* _Task to carry out_:
Records follow. Copy every line with "content".

* _Given records_:

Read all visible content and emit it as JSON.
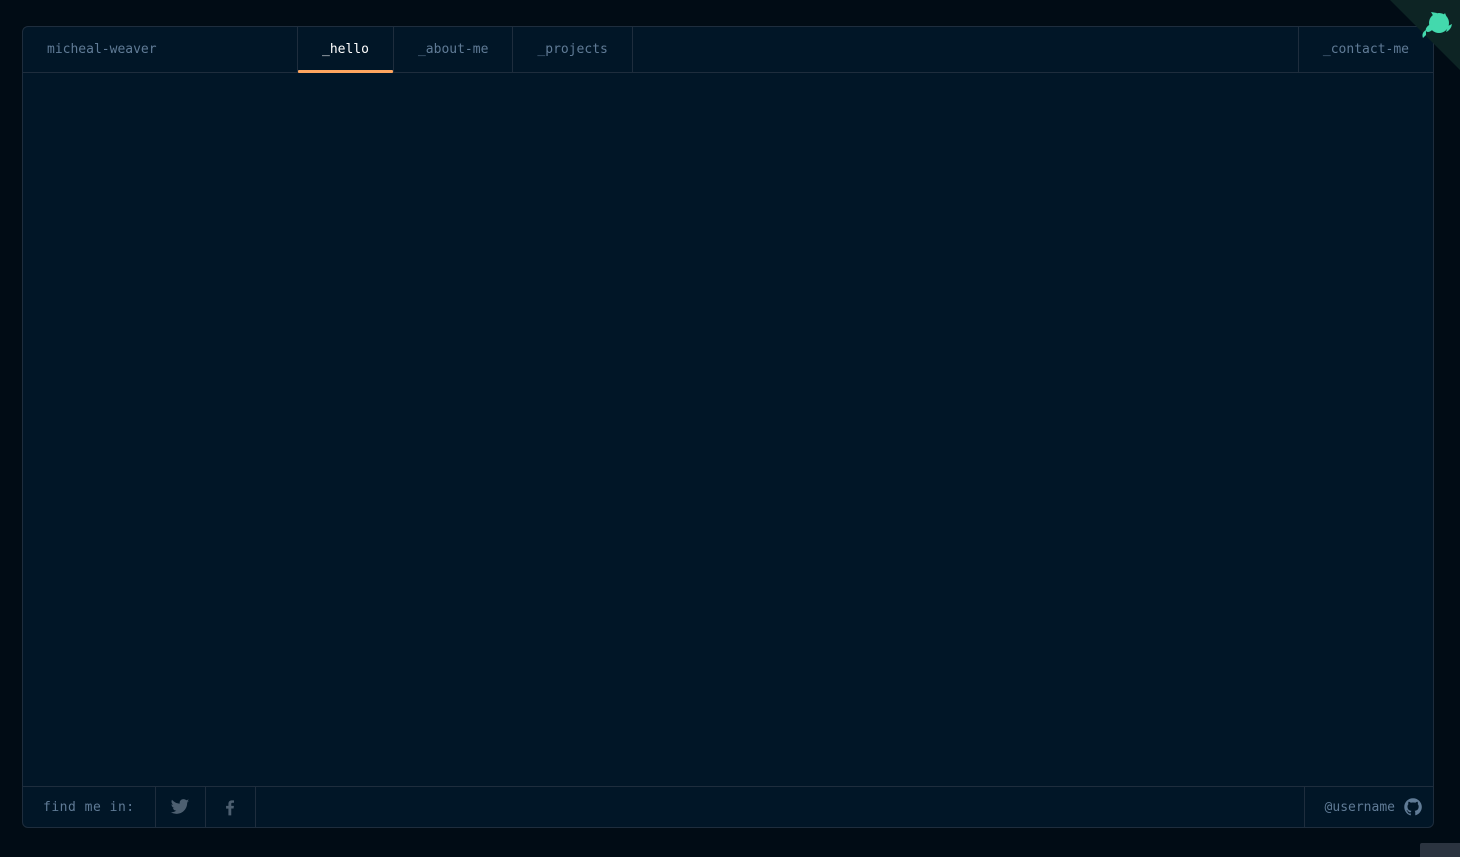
{
  "header": {
    "brand": "micheal-weaver",
    "tabs": [
      {
        "label": "_hello",
        "active": true
      },
      {
        "label": "_about-me",
        "active": false
      },
      {
        "label": "_projects",
        "active": false
      }
    ],
    "contact_label": "_contact-me"
  },
  "footer": {
    "find_label": "find me in:",
    "socials": [
      "twitter-icon",
      "facebook-icon"
    ],
    "github_username": "@username",
    "github_icon": "github-icon"
  },
  "colors": {
    "background": "#010c15",
    "panel": "#011627",
    "border": "#1e2d3d",
    "text": "#607b96",
    "active_text": "#ffffff",
    "accent": "#fea55f",
    "corner_accent": "#43d9ad"
  }
}
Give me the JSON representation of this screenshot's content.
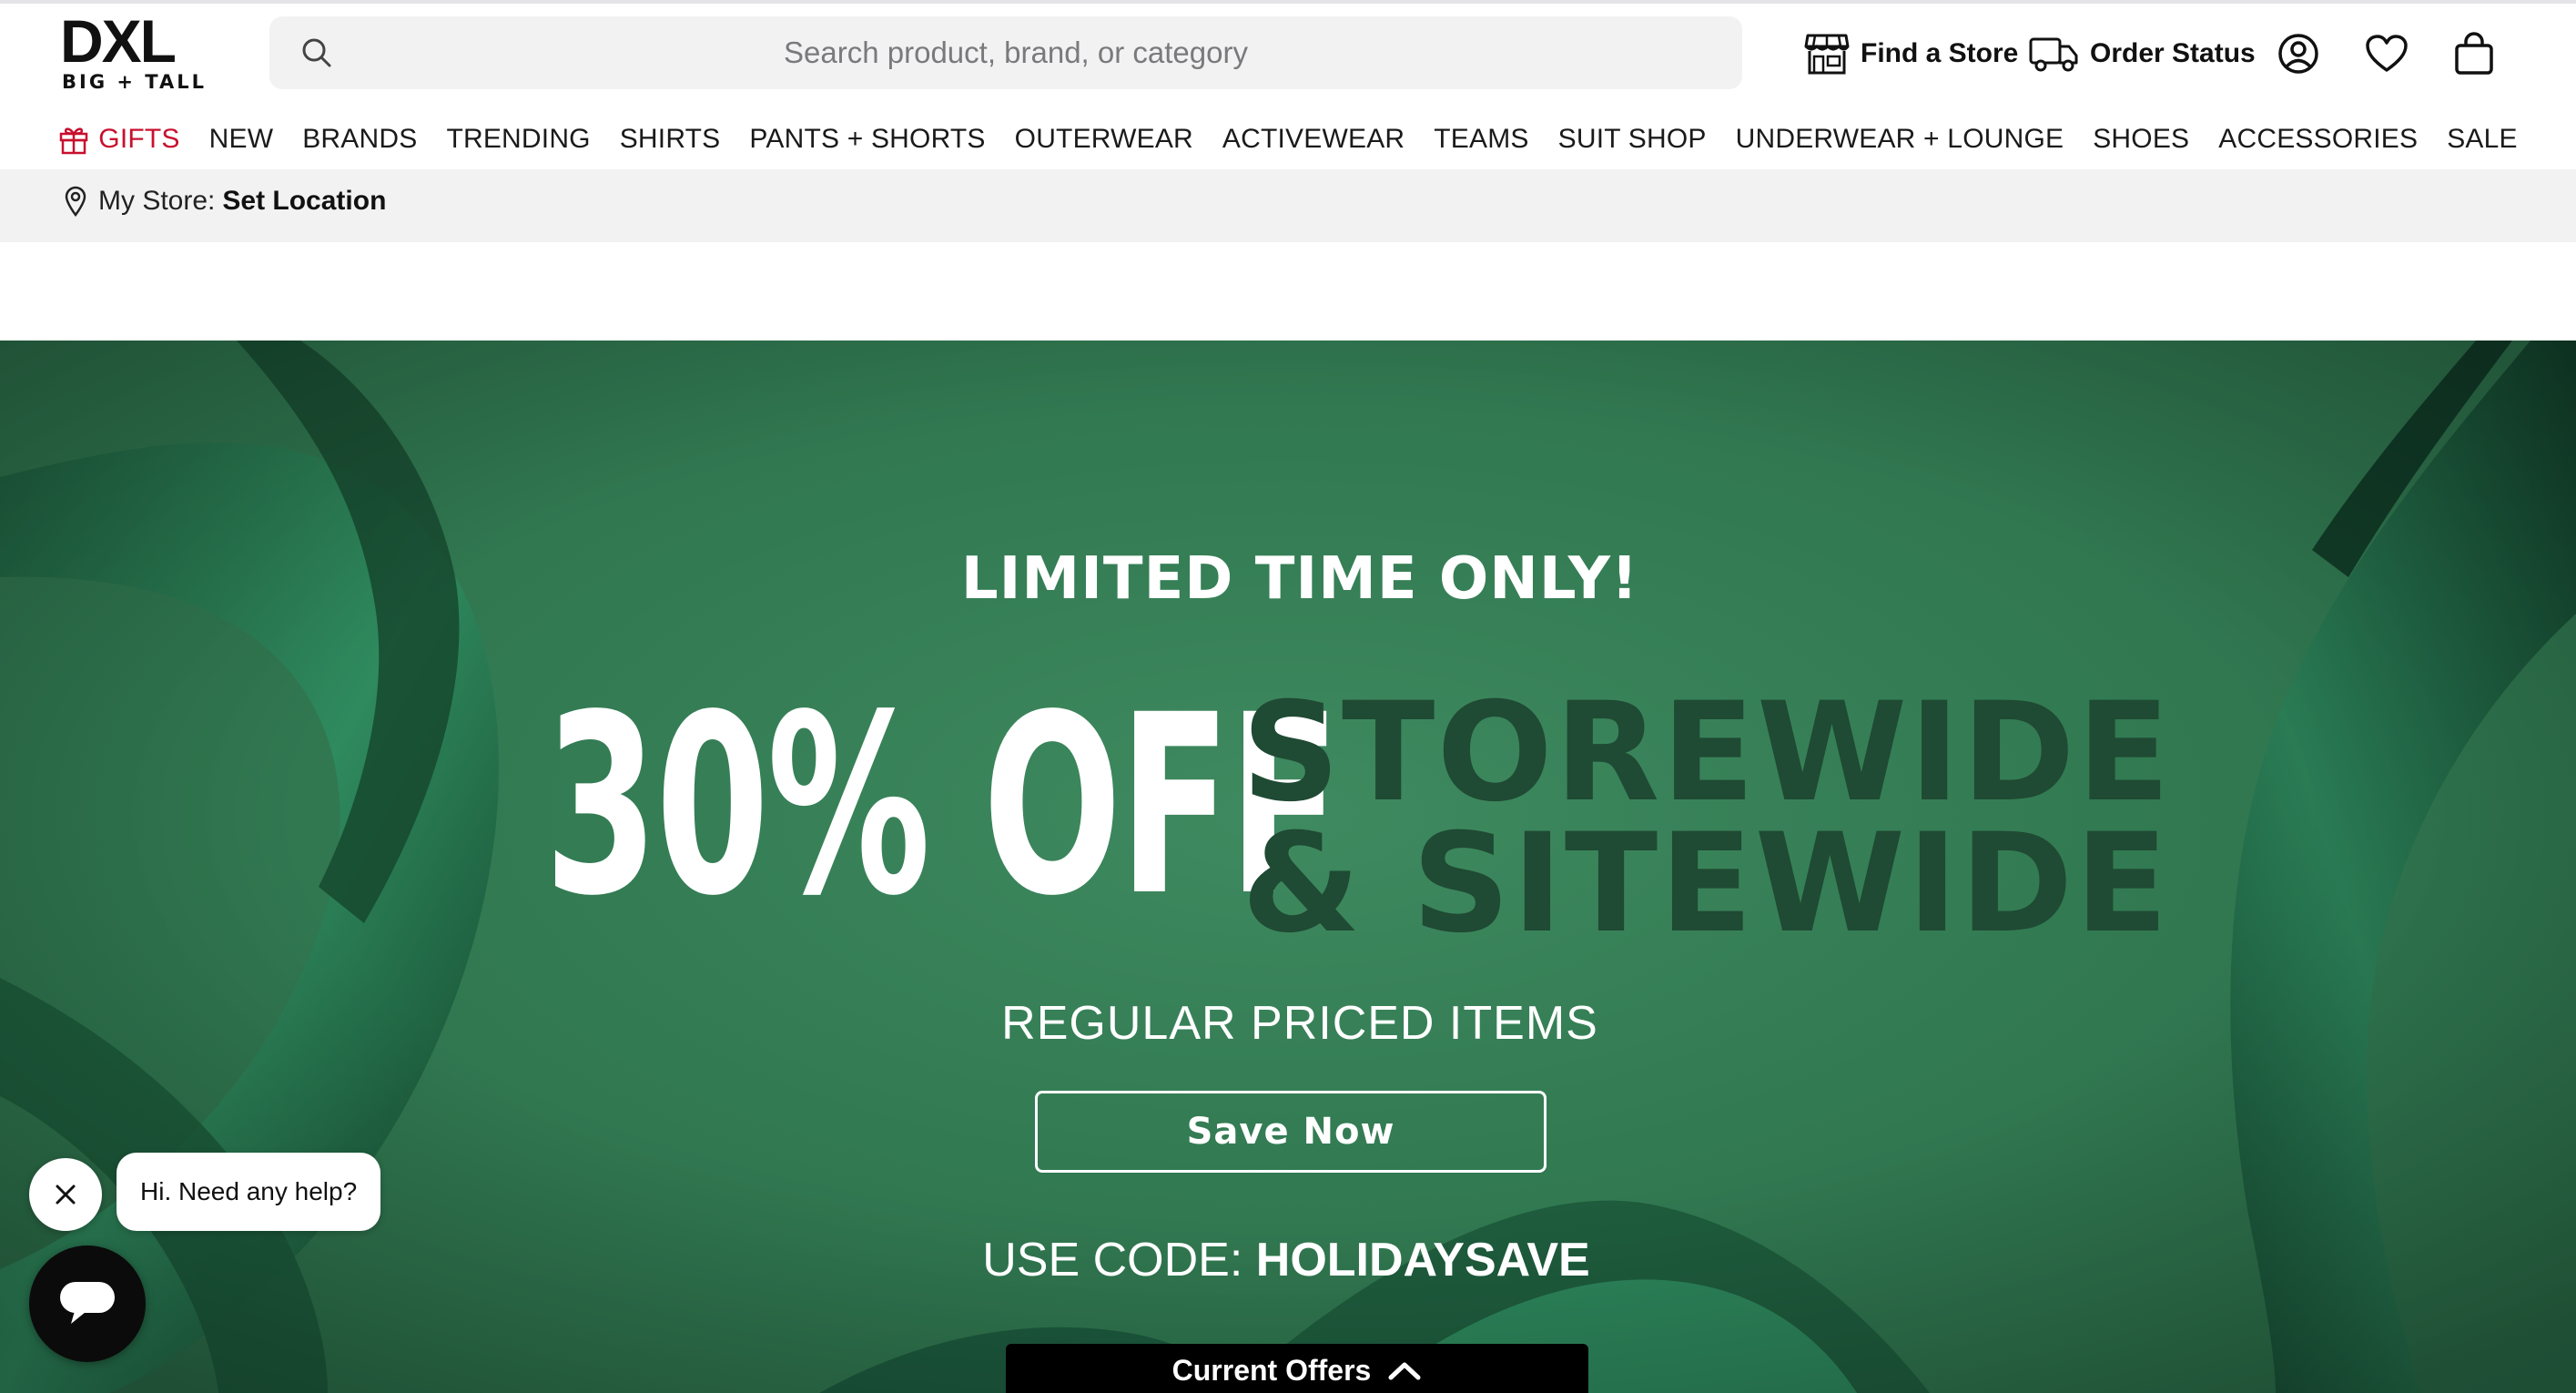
{
  "brand": {
    "name": "DXL",
    "tagline": "BIG + TALL"
  },
  "search": {
    "placeholder": "Search product, brand, or category",
    "icon": "search-icon"
  },
  "utility": {
    "find_store": "Find a Store",
    "order_status": "Order Status",
    "icons": [
      "store-icon",
      "truck-icon",
      "account-icon",
      "heart-icon",
      "bag-icon"
    ]
  },
  "nav": {
    "items": [
      "GIFTS",
      "NEW",
      "BRANDS",
      "TRENDING",
      "SHIRTS",
      "PANTS + SHORTS",
      "OUTERWEAR",
      "ACTIVEWEAR",
      "TEAMS",
      "SUIT SHOP",
      "UNDERWEAR + LOUNGE",
      "SHOES",
      "ACCESSORIES",
      "SALE"
    ],
    "highlight_color": "#c8102e"
  },
  "store": {
    "label": "My Store:",
    "value": "Set Location"
  },
  "hero": {
    "kicker": "LIMITED TIME ONLY!",
    "headline": "30% OFF",
    "line1": "STOREWIDE",
    "line2": "& SITEWIDE",
    "subhead": "REGULAR PRICED ITEMS",
    "cta": "Save Now",
    "code_label": "USE CODE:",
    "code_value": "HOLIDAYSAVE",
    "background_color": "#327a52",
    "accent_text_color": "#1f4a33"
  },
  "offers_tab": {
    "label": "Current Offers"
  },
  "chat": {
    "greeting": "Hi. Need any help?"
  }
}
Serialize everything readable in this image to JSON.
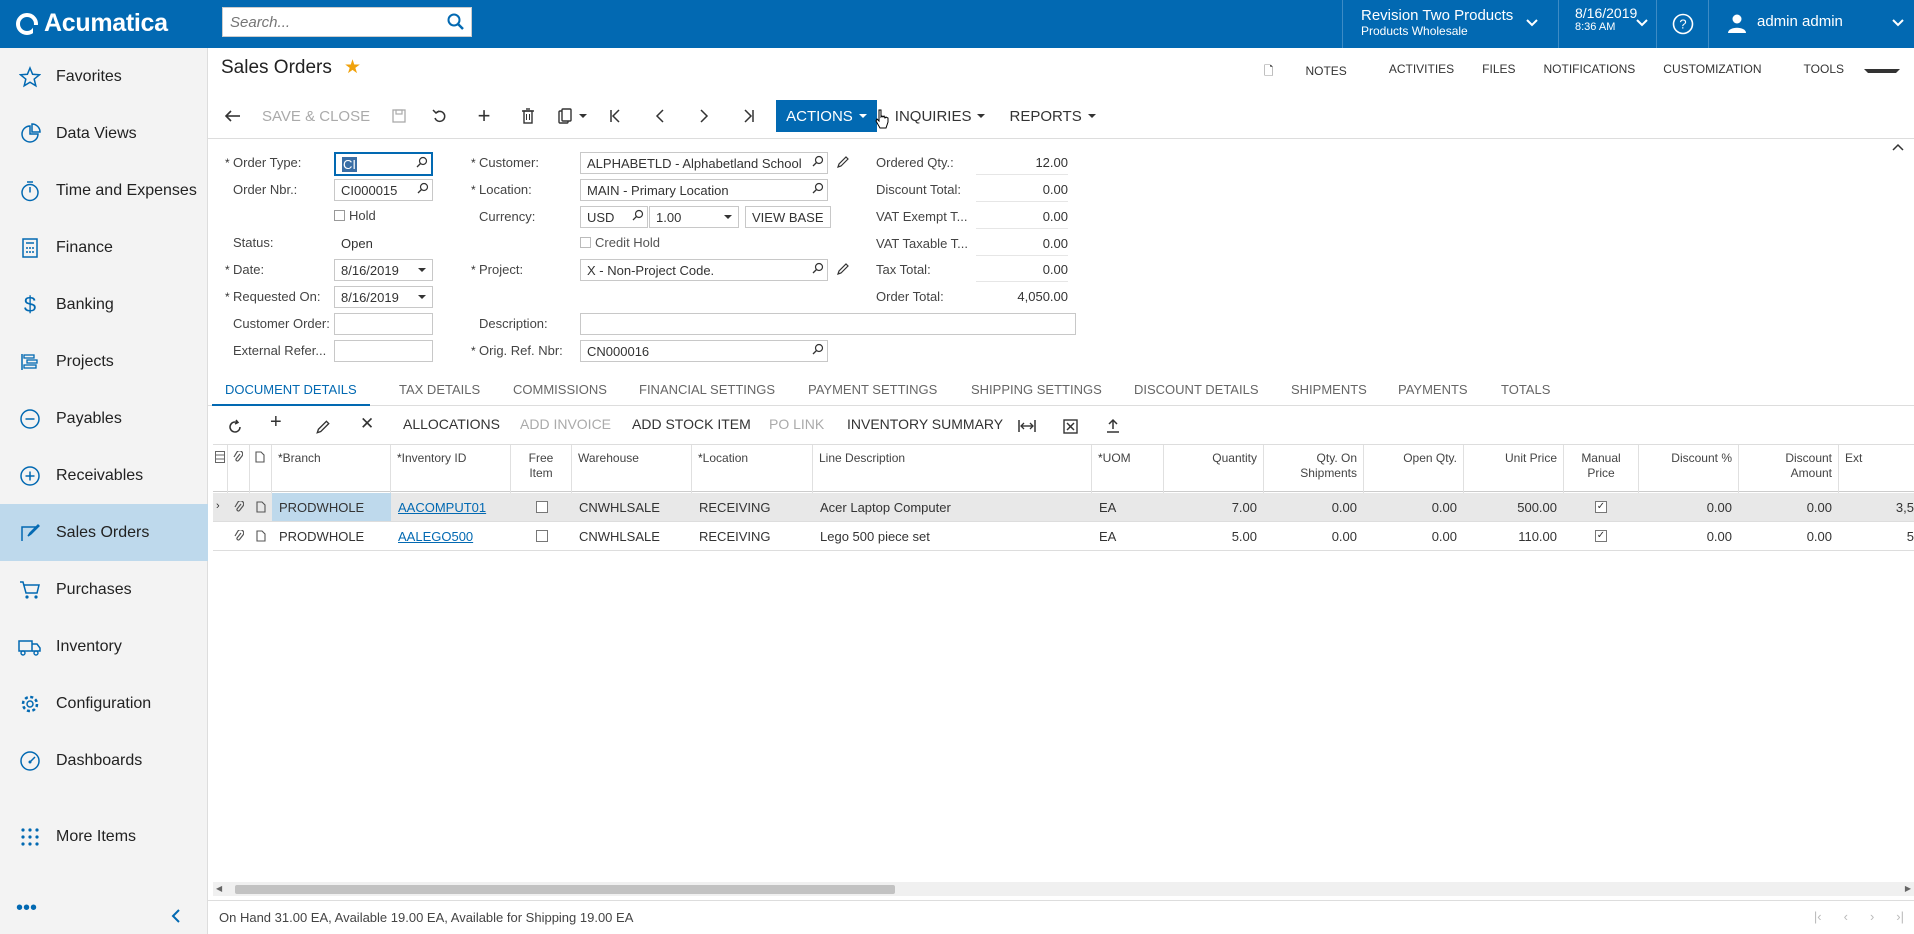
{
  "app": {
    "logo": "Acumatica",
    "search_placeholder": "Search..."
  },
  "header": {
    "company_line1": "Revision Two Products",
    "company_line2": "Products Wholesale",
    "date": "8/16/2019",
    "time": "8:36 AM",
    "user": "admin admin"
  },
  "sidebar": {
    "items": [
      {
        "label": "Favorites",
        "icon": "star-icon"
      },
      {
        "label": "Data Views",
        "icon": "data-views-icon"
      },
      {
        "label": "Time and Expenses",
        "icon": "stopwatch-icon"
      },
      {
        "label": "Finance",
        "icon": "calculator-icon"
      },
      {
        "label": "Banking",
        "icon": "dollar-icon"
      },
      {
        "label": "Projects",
        "icon": "projects-icon"
      },
      {
        "label": "Payables",
        "icon": "minus-circle-icon"
      },
      {
        "label": "Receivables",
        "icon": "plus-circle-icon"
      },
      {
        "label": "Sales Orders",
        "icon": "sales-orders-icon"
      },
      {
        "label": "Purchases",
        "icon": "cart-icon"
      },
      {
        "label": "Inventory",
        "icon": "truck-icon"
      },
      {
        "label": "Configuration",
        "icon": "gear-icon"
      },
      {
        "label": "Dashboards",
        "icon": "gauge-icon"
      },
      {
        "label": "More Items",
        "icon": "grid-dots-icon"
      }
    ],
    "active": "Sales Orders"
  },
  "page": {
    "title": "Sales Orders",
    "top_links": [
      "NOTES",
      "ACTIVITIES",
      "FILES",
      "NOTIFICATIONS",
      "CUSTOMIZATION",
      "TOOLS"
    ],
    "toolbar": {
      "save_close": "SAVE & CLOSE",
      "actions": "ACTIONS",
      "inquiries": "INQUIRIES",
      "reports": "REPORTS"
    }
  },
  "form": {
    "order_type_label": "Order Type:",
    "order_type_value": "CI",
    "order_nbr_label": "Order Nbr.:",
    "order_nbr_value": "CI000015",
    "hold_label": "Hold",
    "status_label": "Status:",
    "status_value": "Open",
    "date_label": "Date:",
    "date_value": "8/16/2019",
    "requested_on_label": "Requested On:",
    "requested_on_value": "8/16/2019",
    "customer_order_label": "Customer Order:",
    "customer_order_value": "",
    "external_ref_label": "External Refer...",
    "external_ref_value": "",
    "customer_label": "Customer:",
    "customer_value": "ALPHABETLD - Alphabetland School",
    "location_label": "Location:",
    "location_value": "MAIN - Primary Location",
    "currency_label": "Currency:",
    "currency_value": "USD",
    "rate_value": "1.00",
    "view_base": "VIEW BASE",
    "credit_hold_label": "Credit Hold",
    "project_label": "Project:",
    "project_value": "X - Non-Project Code.",
    "description_label": "Description:",
    "description_value": "",
    "orig_ref_label": "Orig. Ref. Nbr:",
    "orig_ref_value": "CN000016",
    "ordered_qty_label": "Ordered Qty.:",
    "ordered_qty_value": "12.00",
    "discount_total_label": "Discount Total:",
    "discount_total_value": "0.00",
    "vat_exempt_label": "VAT Exempt T...",
    "vat_exempt_value": "0.00",
    "vat_taxable_label": "VAT Taxable T...",
    "vat_taxable_value": "0.00",
    "tax_total_label": "Tax Total:",
    "tax_total_value": "0.00",
    "order_total_label": "Order Total:",
    "order_total_value": "4,050.00"
  },
  "tabs": [
    "DOCUMENT DETAILS",
    "TAX DETAILS",
    "COMMISSIONS",
    "FINANCIAL SETTINGS",
    "PAYMENT SETTINGS",
    "SHIPPING SETTINGS",
    "DISCOUNT DETAILS",
    "SHIPMENTS",
    "PAYMENTS",
    "TOTALS"
  ],
  "grid_toolbar": {
    "allocations": "ALLOCATIONS",
    "add_invoice": "ADD INVOICE",
    "add_stock_item": "ADD STOCK ITEM",
    "po_link": "PO LINK",
    "inventory_summary": "INVENTORY SUMMARY"
  },
  "grid": {
    "headers": {
      "branch": "Branch",
      "inventory_id": "Inventory ID",
      "free_item_1": "Free",
      "free_item_2": "Item",
      "warehouse": "Warehouse",
      "location": "Location",
      "line_description": "Line Description",
      "uom": "UOM",
      "quantity": "Quantity",
      "qty_on_shipments_1": "Qty. On",
      "qty_on_shipments_2": "Shipments",
      "open_qty": "Open Qty.",
      "unit_price": "Unit Price",
      "manual_price_1": "Manual",
      "manual_price_2": "Price",
      "discount_pct": "Discount %",
      "discount_amount_1": "Discount",
      "discount_amount_2": "Amount",
      "ext": "Ext"
    },
    "rows": [
      {
        "branch": "PRODWHOLE",
        "inventory_id": "AACOMPUT01",
        "warehouse": "CNWHLSALE",
        "location": "RECEIVING",
        "description": "Acer Laptop Computer",
        "uom": "EA",
        "quantity": "7.00",
        "qty_on_shipments": "0.00",
        "open_qty": "0.00",
        "unit_price": "500.00",
        "discount_pct": "0.00",
        "discount_amount": "0.00",
        "ext": "3,5"
      },
      {
        "branch": "PRODWHOLE",
        "inventory_id": "AALEGO500",
        "warehouse": "CNWHLSALE",
        "location": "RECEIVING",
        "description": "Lego 500 piece set",
        "uom": "EA",
        "quantity": "5.00",
        "qty_on_shipments": "0.00",
        "open_qty": "0.00",
        "unit_price": "110.00",
        "discount_pct": "0.00",
        "discount_amount": "0.00",
        "ext": "5"
      }
    ]
  },
  "footer": {
    "status": "On Hand 31.00 EA, Available 19.00 EA, Available for Shipping 19.00 EA"
  },
  "colors": {
    "brand": "#0269b2",
    "active_nav": "#bed9ec",
    "favorite_star": "#f0a20c"
  }
}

* _Output of the task_:
Read all visible content and emit it as JSON.
Give me the JSON representation of this screenshot's content.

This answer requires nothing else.